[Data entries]
────────────────────
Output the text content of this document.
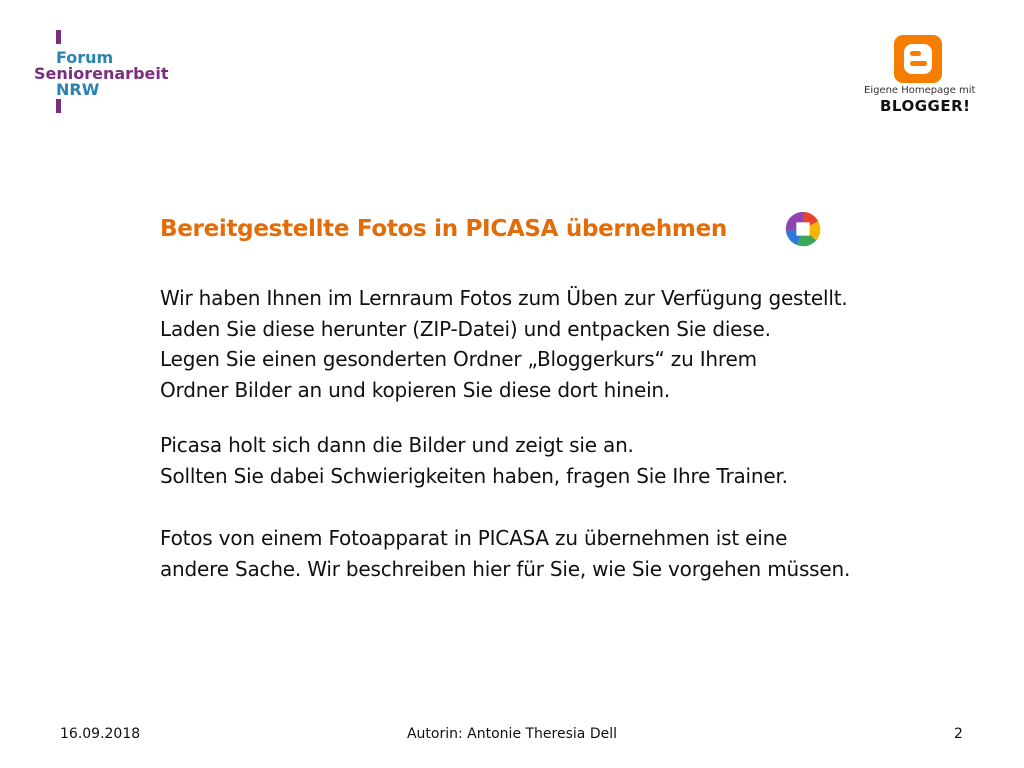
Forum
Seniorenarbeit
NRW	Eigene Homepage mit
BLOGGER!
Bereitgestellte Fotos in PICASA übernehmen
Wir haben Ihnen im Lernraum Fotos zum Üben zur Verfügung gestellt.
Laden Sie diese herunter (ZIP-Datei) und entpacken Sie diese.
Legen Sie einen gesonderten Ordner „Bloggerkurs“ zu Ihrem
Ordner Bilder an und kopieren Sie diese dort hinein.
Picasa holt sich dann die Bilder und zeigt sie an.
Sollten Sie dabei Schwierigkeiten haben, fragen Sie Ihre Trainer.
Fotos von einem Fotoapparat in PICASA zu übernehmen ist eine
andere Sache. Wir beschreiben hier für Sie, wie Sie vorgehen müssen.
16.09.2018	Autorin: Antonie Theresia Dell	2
────────────────────
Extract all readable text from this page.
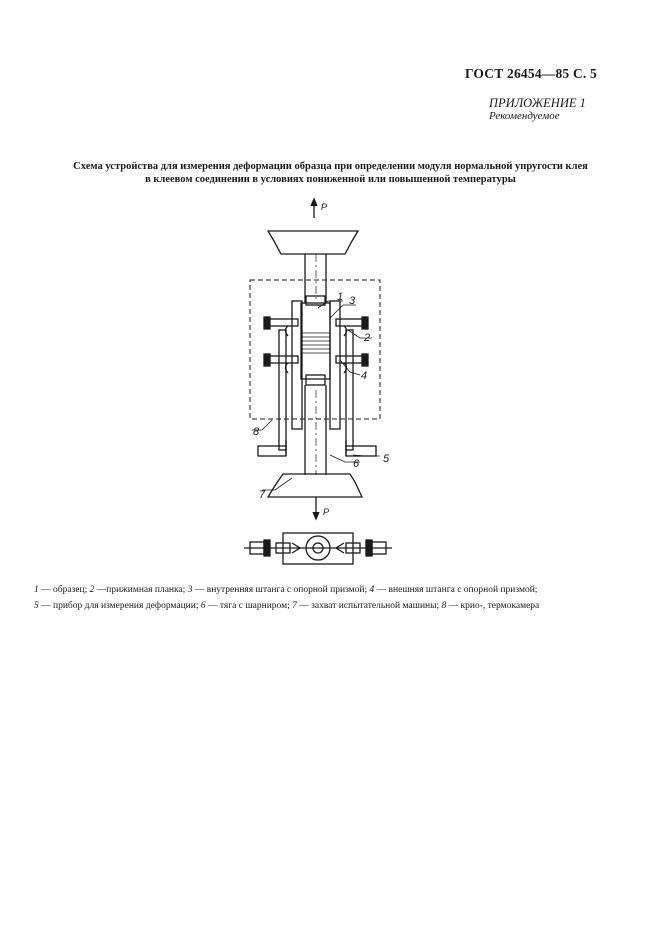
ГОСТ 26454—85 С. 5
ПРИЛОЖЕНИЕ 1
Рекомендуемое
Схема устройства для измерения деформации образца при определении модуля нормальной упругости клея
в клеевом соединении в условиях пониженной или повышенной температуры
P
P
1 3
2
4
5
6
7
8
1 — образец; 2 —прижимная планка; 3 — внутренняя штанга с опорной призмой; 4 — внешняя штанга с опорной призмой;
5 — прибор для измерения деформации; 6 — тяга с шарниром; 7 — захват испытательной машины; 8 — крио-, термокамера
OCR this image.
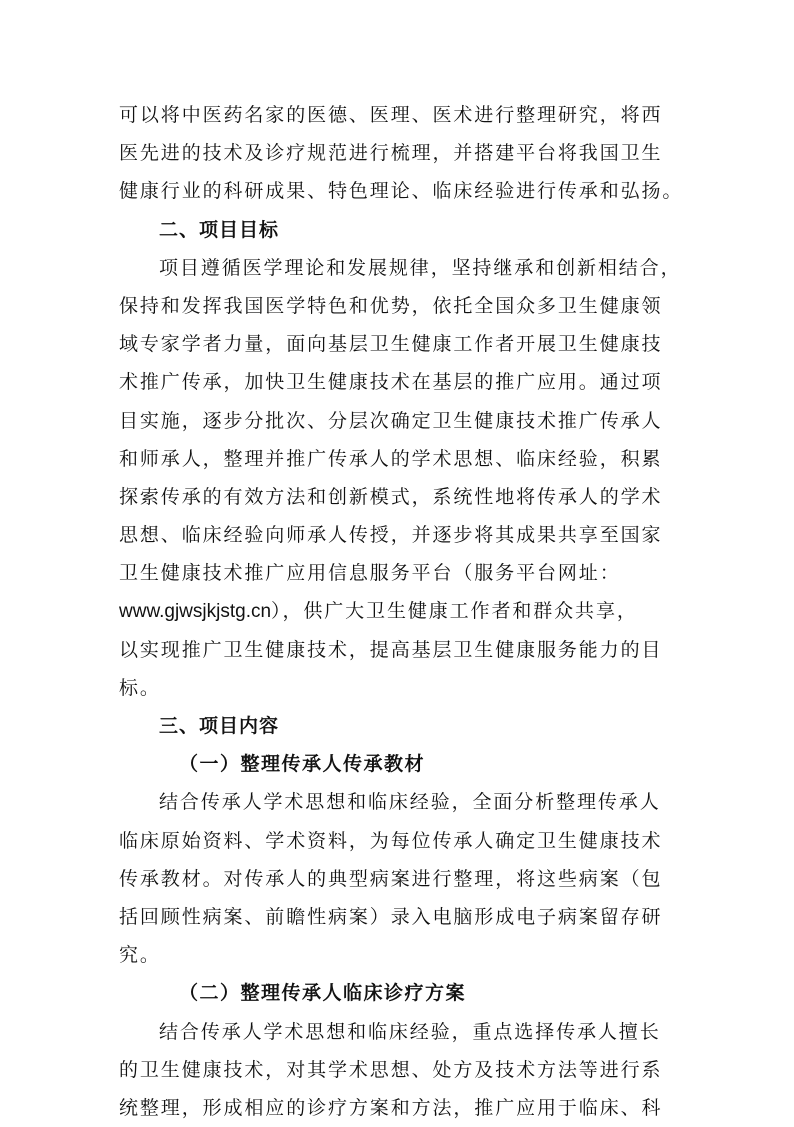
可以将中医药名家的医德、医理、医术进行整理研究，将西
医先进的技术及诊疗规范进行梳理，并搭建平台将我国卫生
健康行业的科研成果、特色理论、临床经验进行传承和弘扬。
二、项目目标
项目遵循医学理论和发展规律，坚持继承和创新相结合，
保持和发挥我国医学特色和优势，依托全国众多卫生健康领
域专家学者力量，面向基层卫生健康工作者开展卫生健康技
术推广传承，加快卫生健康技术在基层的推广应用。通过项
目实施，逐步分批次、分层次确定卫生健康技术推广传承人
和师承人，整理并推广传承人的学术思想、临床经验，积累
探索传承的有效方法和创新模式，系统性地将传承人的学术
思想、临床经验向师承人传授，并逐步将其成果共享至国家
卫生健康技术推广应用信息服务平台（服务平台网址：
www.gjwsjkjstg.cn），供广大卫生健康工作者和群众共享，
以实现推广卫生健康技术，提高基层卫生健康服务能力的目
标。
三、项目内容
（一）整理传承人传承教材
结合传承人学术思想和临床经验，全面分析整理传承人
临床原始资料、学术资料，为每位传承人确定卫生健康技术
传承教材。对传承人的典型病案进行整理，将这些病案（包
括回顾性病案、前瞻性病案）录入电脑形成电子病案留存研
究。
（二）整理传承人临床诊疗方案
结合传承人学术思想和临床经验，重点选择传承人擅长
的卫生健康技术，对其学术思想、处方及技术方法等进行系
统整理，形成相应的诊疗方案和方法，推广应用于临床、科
────────────────────
• The request:
Write only the number of lines that include "text".

• Solution for this exercise:
2